» Problem description
Copy out the entries below in full and exactly.

» Records supplied
════════════════════
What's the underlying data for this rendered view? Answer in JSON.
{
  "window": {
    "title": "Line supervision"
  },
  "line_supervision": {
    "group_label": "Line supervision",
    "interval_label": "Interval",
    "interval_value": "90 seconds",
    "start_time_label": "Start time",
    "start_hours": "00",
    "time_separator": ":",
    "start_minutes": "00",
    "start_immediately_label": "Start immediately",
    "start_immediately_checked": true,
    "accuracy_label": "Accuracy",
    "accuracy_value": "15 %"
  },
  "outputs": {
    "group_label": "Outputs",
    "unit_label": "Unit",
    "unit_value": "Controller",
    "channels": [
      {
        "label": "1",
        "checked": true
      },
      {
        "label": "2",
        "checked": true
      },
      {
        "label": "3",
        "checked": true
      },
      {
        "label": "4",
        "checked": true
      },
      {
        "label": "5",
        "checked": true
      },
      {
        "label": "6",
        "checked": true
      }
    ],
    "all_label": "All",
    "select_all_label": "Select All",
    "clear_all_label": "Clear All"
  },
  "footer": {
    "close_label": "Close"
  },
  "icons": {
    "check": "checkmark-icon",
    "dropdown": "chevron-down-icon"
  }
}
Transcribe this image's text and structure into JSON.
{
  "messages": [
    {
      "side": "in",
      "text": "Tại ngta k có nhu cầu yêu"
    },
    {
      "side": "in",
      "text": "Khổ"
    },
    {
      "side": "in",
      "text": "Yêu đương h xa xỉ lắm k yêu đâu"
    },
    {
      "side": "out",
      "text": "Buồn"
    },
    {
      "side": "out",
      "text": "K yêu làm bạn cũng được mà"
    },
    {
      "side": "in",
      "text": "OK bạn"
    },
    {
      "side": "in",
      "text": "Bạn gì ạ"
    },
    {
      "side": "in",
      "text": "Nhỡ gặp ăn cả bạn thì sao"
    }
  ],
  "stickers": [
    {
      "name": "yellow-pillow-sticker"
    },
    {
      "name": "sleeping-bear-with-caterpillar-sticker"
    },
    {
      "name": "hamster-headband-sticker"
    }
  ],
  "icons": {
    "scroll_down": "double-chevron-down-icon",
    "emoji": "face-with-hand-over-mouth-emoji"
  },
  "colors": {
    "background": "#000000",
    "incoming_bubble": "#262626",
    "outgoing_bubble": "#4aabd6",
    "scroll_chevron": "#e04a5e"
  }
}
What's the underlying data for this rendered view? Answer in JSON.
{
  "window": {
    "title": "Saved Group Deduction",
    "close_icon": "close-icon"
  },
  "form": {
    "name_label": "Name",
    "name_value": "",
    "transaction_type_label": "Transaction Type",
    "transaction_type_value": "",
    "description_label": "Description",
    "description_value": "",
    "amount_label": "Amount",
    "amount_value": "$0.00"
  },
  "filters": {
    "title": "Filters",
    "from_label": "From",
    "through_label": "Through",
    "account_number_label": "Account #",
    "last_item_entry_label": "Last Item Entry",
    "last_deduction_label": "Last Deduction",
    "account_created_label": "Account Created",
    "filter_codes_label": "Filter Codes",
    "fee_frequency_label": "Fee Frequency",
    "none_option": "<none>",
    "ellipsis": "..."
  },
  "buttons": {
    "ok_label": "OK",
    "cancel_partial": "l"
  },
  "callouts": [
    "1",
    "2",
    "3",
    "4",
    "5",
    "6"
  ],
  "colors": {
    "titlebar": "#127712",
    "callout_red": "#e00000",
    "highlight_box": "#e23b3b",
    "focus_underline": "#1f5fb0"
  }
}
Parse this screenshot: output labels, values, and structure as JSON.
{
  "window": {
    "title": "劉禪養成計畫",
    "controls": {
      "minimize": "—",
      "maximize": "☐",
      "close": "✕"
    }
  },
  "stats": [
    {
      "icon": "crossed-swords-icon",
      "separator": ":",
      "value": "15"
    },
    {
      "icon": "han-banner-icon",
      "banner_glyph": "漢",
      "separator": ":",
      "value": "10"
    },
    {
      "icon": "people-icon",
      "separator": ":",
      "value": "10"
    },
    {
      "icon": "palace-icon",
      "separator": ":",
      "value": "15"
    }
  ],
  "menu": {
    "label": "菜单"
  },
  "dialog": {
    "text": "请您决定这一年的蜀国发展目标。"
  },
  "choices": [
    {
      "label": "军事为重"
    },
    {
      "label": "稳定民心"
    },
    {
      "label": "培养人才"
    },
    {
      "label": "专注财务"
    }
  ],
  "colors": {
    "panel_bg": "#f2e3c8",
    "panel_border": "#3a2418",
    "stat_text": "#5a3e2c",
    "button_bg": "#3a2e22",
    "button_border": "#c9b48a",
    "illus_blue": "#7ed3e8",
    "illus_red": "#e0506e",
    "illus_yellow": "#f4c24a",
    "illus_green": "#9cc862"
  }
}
════════════════════
» Expected answer
What's the underlying data for this rendered view? Answer in JSON.
{
  "window": {
    "title": "Line supervision"
  },
  "line_supervision": {
    "group_label": "Line supervision",
    "interval_label": "Interval",
    "interval_value": "90 seconds",
    "start_time_label": "Start time",
    "start_hours": "00",
    "time_separator": ":",
    "start_minutes": "00",
    "start_immediately_label": "Start immediately",
    "start_immediately_checked": true,
    "accuracy_label": "Accuracy",
    "accuracy_value": "15 %"
  },
  "outputs": {
    "group_label": "Outputs",
    "unit_label": "Unit",
    "unit_value": "Controller",
    "channels": [
      {
        "label": "1",
        "checked": true
      },
      {
        "label": "2",
        "checked": true
      },
      {
        "label": "3",
        "checked": true
      },
      {
        "label": "4",
        "checked": true
      },
      {
        "label": "5",
        "checked": true
      },
      {
        "label": "6",
        "checked": true
      }
    ],
    "all_label": "All",
    "select_all_label": "Select All",
    "clear_all_label": "Clear All"
  },
  "footer": {
    "close_label": "Close"
  },
  "icons": {
    "check": "checkmark-icon",
    "dropdown": "chevron-down-icon"
  }
}
Transcribe this image's text and structure into JSON.
{
  "messages": [
    {
      "side": "in",
      "text": "Tại ngta k có nhu cầu yêu"
    },
    {
      "side": "in",
      "text": "Khổ"
    },
    {
      "side": "in",
      "text": "Yêu đương h xa xỉ lắm k yêu đâu"
    },
    {
      "side": "out",
      "text": "Buồn"
    },
    {
      "side": "out",
      "text": "K yêu làm bạn cũng được mà"
    },
    {
      "side": "in",
      "text": "OK bạn"
    },
    {
      "side": "in",
      "text": "Bạn gì ạ"
    },
    {
      "side": "in",
      "text": "Nhỡ gặp ăn cả bạn thì sao"
    }
  ],
  "stickers": [
    {
      "name": "yellow-pillow-sticker"
    },
    {
      "name": "sleeping-bear-with-caterpillar-sticker"
    },
    {
      "name": "hamster-headband-sticker"
    }
  ],
  "icons": {
    "scroll_down": "double-chevron-down-icon",
    "emoji": "face-with-hand-over-mouth-emoji"
  },
  "colors": {
    "background": "#000000",
    "incoming_bubble": "#262626",
    "outgoing_bubble": "#4aabd6",
    "scroll_chevron": "#e04a5e"
  }
}
What's the underlying data for this rendered view? Answer in JSON.
{
  "window": {
    "title": "Saved Group Deduction",
    "close_icon": "close-icon"
  },
  "form": {
    "name_label": "Name",
    "name_value": "",
    "transaction_type_label": "Transaction Type",
    "transaction_type_value": "",
    "description_label": "Description",
    "description_value": "",
    "amount_label": "Amount",
    "amount_value": "$0.00"
  },
  "filters": {
    "title": "Filters",
    "from_label": "From",
    "through_label": "Through",
    "account_number_label": "Account #",
    "last_item_entry_label": "Last Item Entry",
    "last_deduction_label": "Last Deduction",
    "account_created_label": "Account Created",
    "filter_codes_label": "Filter Codes",
    "fee_frequency_label": "Fee Frequency",
    "none_option": "<none>",
    "ellipsis": "..."
  },
  "buttons": {
    "ok_label": "OK",
    "cancel_partial": "l"
  },
  "callouts": [
    "1",
    "2",
    "3",
    "4",
    "5",
    "6"
  ],
  "colors": {
    "titlebar": "#127712",
    "callout_red": "#e00000",
    "highlight_box": "#e23b3b",
    "focus_underline": "#1f5fb0"
  }
}
Parse this screenshot: output labels, values, and structure as JSON.
{
  "window": {
    "title": "劉禪養成計畫",
    "controls": {
      "minimize": "—",
      "maximize": "☐",
      "close": "✕"
    }
  },
  "stats": [
    {
      "icon": "crossed-swords-icon",
      "separator": ":",
      "value": "15"
    },
    {
      "icon": "han-banner-icon",
      "banner_glyph": "漢",
      "separator": ":",
      "value": "10"
    },
    {
      "icon": "people-icon",
      "separator": ":",
      "value": "10"
    },
    {
      "icon": "palace-icon",
      "separator": ":",
      "value": "15"
    }
  ],
  "menu": {
    "label": "菜单"
  },
  "dialog": {
    "text": "请您决定这一年的蜀国发展目标。"
  },
  "choices": [
    {
      "label": "军事为重"
    },
    {
      "label": "稳定民心"
    },
    {
      "label": "培养人才"
    },
    {
      "label": "专注财务"
    }
  ],
  "colors": {
    "panel_bg": "#f2e3c8",
    "panel_border": "#3a2418",
    "stat_text": "#5a3e2c",
    "button_bg": "#3a2e22",
    "button_border": "#c9b48a",
    "illus_blue": "#7ed3e8",
    "illus_red": "#e0506e",
    "illus_yellow": "#f4c24a",
    "illus_green": "#9cc862"
  }
}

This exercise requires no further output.